● **JOB**
Copy out all the entries exactly.

╭──

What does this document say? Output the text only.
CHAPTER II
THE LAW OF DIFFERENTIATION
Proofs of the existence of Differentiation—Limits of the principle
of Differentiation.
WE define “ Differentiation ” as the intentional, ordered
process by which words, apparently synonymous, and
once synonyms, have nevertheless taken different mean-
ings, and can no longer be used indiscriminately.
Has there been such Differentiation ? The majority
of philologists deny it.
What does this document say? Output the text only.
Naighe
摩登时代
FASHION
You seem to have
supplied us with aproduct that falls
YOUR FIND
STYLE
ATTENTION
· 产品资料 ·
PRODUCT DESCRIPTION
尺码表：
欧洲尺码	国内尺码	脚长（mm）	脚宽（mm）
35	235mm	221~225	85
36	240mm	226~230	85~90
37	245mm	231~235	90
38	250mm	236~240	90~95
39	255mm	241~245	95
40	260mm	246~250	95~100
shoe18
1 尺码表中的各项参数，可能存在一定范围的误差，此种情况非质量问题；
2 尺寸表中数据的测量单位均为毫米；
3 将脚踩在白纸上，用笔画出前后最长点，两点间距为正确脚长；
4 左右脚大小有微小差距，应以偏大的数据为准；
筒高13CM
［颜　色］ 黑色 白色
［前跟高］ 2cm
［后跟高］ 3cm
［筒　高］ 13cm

╰──

● **RESPONSE**
What does this document say? Output the text only.
CHAPTER II
THE LAW OF DIFFERENTIATION
Proofs of the existence of Differentiation—Limits of the principle
of Differentiation.
WE define “ Differentiation ” as the intentional, ordered
process by which words, apparently synonymous, and
once synonyms, have nevertheless taken different mean-
ings, and can no longer be used indiscriminately.
Has there been such Differentiation ? The majority
of philologists deny it.
What does this document say? Output the text only.
Naighe
摩登时代
FASHION
You seem to have
supplied us with aproduct that falls
YOUR FIND
STYLE
ATTENTION
· 产品资料 ·
PRODUCT DESCRIPTION
尺码表：
欧洲尺码	国内尺码	脚长（mm）	脚宽（mm）
35	235mm	221~225	85
36	240mm	226~230	85~90
37	245mm	231~235	90
38	250mm	236~240	90~95
39	255mm	241~245	95
40	260mm	246~250	95~100
shoe18
1 尺码表中的各项参数，可能存在一定范围的误差，此种情况非质量问题；
2 尺寸表中数据的测量单位均为毫米；
3 将脚踩在白纸上，用笔画出前后最长点，两点间距为正确脚长；
4 左右脚大小有微小差距，应以偏大的数据为准；
筒高13CM
［颜　色］ 黑色 白色
［前跟高］ 2cm
［后跟高］ 3cm
［筒　高］ 13cm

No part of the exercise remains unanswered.